PROBLEM REQUIREMENTS: Work through the data below and give the number of lines holding "information", nothing more.

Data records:
---*---

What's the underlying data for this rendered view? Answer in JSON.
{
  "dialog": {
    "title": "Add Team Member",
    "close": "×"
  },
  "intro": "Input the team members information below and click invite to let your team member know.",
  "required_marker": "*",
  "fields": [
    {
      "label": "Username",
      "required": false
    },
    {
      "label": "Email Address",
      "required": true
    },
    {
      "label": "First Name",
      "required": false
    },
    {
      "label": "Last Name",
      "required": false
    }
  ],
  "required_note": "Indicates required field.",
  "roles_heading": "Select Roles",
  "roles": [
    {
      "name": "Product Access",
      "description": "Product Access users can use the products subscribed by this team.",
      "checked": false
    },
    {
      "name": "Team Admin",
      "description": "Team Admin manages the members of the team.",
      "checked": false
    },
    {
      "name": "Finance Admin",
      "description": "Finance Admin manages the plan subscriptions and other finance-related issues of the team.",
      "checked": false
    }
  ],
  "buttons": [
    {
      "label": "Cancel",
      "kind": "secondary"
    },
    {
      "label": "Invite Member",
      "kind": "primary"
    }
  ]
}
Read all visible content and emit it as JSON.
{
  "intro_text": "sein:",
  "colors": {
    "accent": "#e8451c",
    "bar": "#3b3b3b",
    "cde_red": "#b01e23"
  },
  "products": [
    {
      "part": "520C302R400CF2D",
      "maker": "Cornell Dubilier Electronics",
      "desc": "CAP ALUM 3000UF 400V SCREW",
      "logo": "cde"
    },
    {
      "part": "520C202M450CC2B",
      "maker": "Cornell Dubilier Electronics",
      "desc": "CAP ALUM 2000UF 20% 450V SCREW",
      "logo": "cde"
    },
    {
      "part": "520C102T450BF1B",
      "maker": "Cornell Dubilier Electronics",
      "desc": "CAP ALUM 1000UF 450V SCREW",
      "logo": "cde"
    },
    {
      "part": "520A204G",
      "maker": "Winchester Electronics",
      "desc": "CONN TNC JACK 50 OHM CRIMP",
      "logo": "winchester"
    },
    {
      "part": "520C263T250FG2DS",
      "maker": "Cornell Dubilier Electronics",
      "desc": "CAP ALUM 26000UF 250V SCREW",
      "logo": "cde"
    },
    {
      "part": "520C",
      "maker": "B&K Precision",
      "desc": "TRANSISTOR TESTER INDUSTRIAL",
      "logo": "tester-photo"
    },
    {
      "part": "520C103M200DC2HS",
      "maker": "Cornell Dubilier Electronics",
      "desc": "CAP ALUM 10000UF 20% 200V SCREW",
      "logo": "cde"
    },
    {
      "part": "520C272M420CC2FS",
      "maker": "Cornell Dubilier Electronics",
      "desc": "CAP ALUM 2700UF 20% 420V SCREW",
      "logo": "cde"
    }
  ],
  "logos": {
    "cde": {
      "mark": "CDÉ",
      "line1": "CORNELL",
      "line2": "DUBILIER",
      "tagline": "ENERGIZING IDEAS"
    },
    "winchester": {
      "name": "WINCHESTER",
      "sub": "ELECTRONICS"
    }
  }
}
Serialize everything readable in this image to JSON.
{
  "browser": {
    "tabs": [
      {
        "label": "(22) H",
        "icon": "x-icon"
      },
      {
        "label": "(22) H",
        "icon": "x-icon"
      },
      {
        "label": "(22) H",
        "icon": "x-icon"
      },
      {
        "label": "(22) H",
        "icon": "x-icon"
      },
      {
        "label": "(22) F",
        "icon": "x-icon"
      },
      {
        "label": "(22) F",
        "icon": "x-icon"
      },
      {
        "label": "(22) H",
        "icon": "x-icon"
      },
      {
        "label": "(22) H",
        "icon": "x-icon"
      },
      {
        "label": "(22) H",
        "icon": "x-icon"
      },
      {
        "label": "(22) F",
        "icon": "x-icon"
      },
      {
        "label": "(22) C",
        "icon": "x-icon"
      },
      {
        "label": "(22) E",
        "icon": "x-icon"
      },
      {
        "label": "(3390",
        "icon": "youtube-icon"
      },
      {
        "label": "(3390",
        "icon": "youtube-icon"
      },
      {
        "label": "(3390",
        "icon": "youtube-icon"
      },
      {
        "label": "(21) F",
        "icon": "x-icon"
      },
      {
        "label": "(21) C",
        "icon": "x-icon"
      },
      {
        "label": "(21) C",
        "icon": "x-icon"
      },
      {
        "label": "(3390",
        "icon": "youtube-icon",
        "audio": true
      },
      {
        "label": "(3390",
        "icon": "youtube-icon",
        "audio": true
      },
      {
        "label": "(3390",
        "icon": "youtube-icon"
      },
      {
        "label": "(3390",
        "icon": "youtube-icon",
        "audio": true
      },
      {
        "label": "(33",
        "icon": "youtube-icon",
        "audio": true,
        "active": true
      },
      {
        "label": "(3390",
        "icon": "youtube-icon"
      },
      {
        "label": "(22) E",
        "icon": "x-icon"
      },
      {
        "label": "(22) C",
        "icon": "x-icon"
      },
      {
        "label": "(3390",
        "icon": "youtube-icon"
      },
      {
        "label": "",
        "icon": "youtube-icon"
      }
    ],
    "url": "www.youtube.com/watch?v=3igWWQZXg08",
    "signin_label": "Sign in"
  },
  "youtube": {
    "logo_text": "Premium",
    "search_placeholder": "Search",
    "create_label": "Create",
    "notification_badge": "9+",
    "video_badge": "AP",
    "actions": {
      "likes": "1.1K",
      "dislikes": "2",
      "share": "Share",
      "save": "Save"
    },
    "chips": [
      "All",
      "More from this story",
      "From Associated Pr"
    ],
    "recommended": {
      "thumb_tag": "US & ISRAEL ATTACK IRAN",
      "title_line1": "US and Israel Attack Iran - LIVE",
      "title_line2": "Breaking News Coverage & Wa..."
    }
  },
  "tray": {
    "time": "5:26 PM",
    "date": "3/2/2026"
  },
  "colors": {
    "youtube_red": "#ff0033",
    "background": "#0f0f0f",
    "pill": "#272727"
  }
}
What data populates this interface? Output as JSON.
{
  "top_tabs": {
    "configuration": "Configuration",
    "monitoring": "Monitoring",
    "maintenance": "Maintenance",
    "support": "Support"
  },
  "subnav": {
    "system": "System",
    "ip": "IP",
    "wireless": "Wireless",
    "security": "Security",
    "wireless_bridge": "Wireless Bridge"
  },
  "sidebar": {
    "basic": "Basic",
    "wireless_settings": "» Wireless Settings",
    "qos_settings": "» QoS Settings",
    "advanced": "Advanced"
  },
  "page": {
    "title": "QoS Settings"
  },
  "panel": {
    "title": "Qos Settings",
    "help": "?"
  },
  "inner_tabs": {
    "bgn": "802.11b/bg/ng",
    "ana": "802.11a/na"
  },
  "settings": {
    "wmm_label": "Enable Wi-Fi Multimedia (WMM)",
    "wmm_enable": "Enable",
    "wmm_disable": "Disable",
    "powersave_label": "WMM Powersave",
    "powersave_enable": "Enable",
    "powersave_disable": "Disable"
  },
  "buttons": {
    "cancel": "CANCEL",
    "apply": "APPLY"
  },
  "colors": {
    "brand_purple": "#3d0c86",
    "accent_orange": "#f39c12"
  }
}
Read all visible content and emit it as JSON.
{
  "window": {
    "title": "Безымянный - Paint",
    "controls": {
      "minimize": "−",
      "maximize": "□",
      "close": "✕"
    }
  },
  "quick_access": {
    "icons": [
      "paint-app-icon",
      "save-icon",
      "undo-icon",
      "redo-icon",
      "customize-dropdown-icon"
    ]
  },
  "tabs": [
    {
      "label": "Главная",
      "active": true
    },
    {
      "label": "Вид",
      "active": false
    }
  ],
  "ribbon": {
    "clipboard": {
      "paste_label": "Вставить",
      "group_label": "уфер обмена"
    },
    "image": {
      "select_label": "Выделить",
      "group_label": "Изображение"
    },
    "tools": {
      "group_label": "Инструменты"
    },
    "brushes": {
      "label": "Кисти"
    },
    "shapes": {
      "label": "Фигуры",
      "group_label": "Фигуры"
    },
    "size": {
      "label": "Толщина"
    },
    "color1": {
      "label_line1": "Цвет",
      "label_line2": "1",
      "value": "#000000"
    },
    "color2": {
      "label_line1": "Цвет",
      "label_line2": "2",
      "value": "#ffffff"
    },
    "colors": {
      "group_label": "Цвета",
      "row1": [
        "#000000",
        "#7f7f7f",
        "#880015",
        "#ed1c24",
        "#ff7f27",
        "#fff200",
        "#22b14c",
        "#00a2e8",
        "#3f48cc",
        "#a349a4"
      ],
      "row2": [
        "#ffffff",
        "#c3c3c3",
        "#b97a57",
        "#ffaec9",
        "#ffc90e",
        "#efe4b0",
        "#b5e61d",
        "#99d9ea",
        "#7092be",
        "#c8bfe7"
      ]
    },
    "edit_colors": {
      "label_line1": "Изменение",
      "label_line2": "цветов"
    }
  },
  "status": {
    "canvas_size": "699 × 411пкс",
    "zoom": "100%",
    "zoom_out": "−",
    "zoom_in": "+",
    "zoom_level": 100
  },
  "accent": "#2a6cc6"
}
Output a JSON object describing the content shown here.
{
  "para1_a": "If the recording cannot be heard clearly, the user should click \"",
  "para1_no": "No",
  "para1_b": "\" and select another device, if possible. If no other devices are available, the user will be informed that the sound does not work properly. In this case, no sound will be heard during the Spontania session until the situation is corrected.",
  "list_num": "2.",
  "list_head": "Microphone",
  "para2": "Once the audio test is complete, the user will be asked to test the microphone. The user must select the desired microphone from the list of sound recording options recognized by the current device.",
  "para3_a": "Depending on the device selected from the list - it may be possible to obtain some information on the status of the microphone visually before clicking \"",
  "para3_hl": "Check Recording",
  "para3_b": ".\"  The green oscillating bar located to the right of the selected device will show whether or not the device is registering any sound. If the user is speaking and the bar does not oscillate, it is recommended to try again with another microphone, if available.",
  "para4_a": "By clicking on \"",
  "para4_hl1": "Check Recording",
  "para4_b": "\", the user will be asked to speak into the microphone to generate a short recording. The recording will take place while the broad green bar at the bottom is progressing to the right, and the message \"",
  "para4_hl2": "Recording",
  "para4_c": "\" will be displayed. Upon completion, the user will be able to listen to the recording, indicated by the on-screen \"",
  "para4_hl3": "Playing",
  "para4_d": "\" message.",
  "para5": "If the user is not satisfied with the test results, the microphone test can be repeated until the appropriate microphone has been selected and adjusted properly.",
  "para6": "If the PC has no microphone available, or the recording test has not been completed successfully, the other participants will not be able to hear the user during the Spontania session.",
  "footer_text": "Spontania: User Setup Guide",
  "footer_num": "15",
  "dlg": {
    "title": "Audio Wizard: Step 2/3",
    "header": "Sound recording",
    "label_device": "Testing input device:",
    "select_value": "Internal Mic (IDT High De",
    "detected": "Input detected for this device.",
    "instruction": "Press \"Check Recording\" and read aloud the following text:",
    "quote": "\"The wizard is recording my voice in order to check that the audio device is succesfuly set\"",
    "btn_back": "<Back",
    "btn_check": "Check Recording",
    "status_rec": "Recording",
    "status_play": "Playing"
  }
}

---*---

ANSWER TO THIS TASK: 2